Transcribe every line exactly and omit anything that is a picture.

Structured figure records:
════

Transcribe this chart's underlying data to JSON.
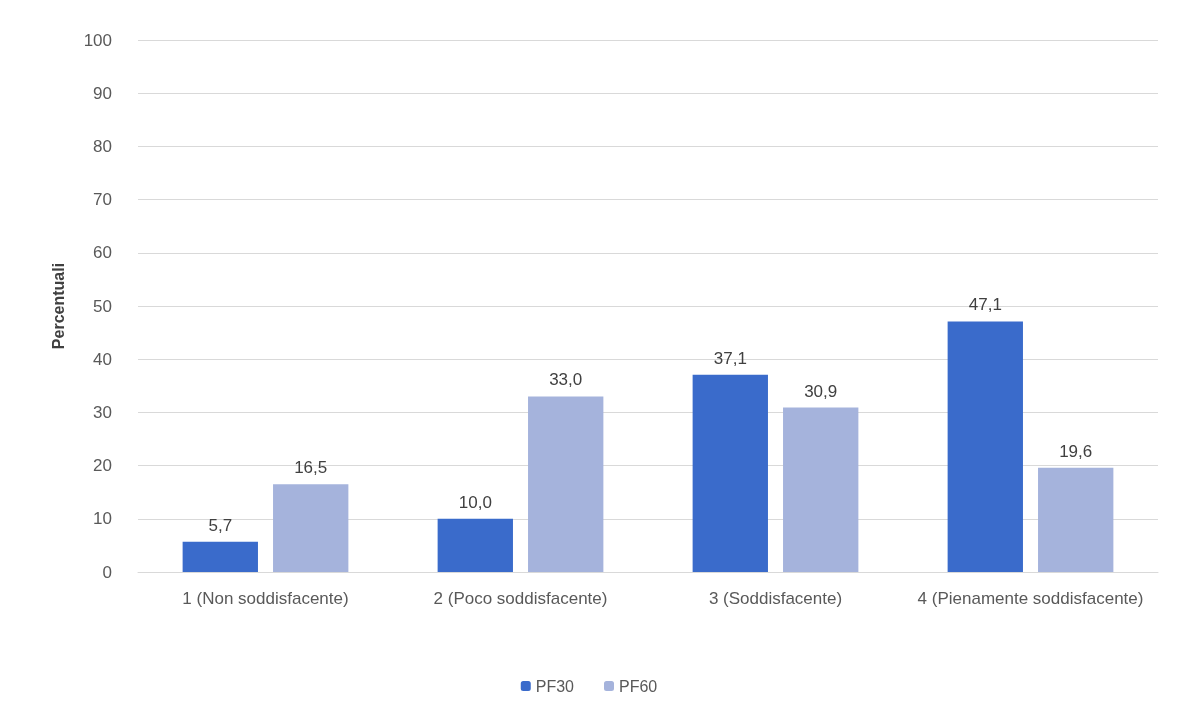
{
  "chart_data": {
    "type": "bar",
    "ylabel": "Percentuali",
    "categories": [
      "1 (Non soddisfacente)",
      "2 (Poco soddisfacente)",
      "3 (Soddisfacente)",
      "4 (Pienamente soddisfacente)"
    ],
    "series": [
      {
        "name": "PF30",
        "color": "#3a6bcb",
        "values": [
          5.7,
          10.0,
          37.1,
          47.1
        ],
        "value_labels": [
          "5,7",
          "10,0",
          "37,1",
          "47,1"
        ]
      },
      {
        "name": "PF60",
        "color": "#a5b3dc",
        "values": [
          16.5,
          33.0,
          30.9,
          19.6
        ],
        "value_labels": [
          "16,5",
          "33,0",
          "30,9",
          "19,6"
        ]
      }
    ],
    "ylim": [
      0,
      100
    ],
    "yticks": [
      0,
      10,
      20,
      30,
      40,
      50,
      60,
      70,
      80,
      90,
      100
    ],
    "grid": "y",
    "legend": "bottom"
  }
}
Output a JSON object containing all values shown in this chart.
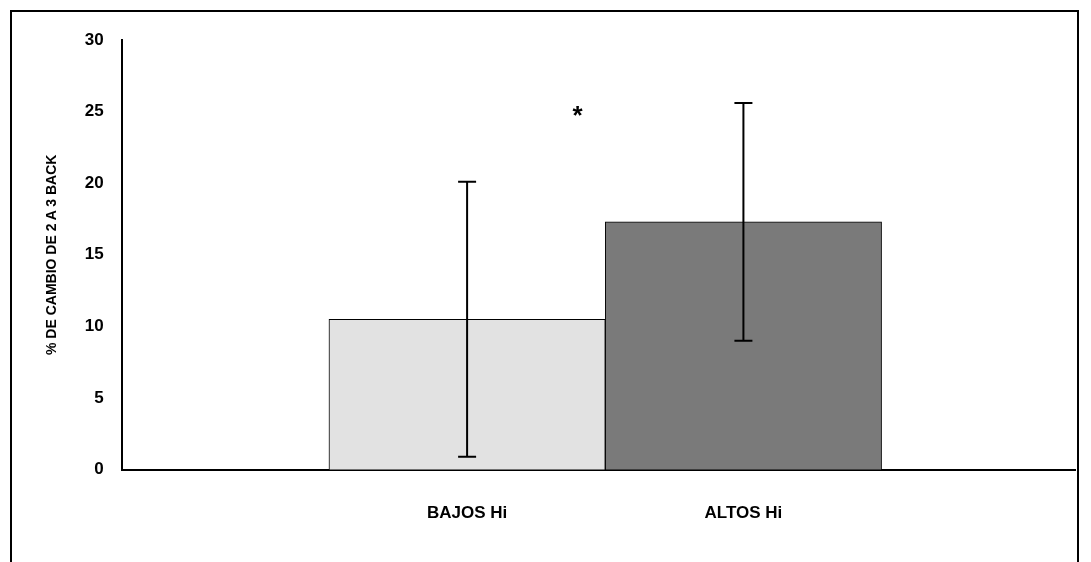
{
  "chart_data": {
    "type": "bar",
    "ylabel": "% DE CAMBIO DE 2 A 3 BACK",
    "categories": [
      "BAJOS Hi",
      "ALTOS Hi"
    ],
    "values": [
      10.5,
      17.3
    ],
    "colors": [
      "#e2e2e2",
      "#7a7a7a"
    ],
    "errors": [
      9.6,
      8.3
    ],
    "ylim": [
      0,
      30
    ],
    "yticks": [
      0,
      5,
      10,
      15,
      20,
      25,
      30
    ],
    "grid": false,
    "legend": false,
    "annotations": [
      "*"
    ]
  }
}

════

**Expected answer:**
Transcribe this chart's underlying data to JSON.
{
  "chart_data": {
    "type": "bar",
    "ylabel": "Percentuali",
    "categories": [
      "1 (Non soddisfacente)",
      "2 (Poco soddisfacente)",
      "3 (Soddisfacente)",
      "4 (Pienamente soddisfacente)"
    ],
    "series": [
      {
        "name": "PF30",
        "color": "#3a6bcb",
        "values": [
          5.7,
          10.0,
          37.1,
          47.1
        ],
        "value_labels": [
          "5,7",
          "10,0",
          "37,1",
          "47,1"
        ]
      },
      {
        "name": "PF60",
        "color": "#a5b3dc",
        "values": [
          16.5,
          33.0,
          30.9,
          19.6
        ],
        "value_labels": [
          "16,5",
          "33,0",
          "30,9",
          "19,6"
        ]
      }
    ],
    "ylim": [
      0,
      100
    ],
    "yticks": [
      0,
      10,
      20,
      30,
      40,
      50,
      60,
      70,
      80,
      90,
      100
    ],
    "grid": "y",
    "legend": "bottom"
  }
}
Output a JSON object containing all values shown in this chart.
{
  "chart_data": {
    "type": "bar",
    "ylabel": "% DE CAMBIO DE 2 A 3 BACK",
    "categories": [
      "BAJOS Hi",
      "ALTOS Hi"
    ],
    "values": [
      10.5,
      17.3
    ],
    "colors": [
      "#e2e2e2",
      "#7a7a7a"
    ],
    "errors": [
      9.6,
      8.3
    ],
    "ylim": [
      0,
      30
    ],
    "yticks": [
      0,
      5,
      10,
      15,
      20,
      25,
      30
    ],
    "grid": false,
    "legend": false,
    "annotations": [
      "*"
    ]
  }
}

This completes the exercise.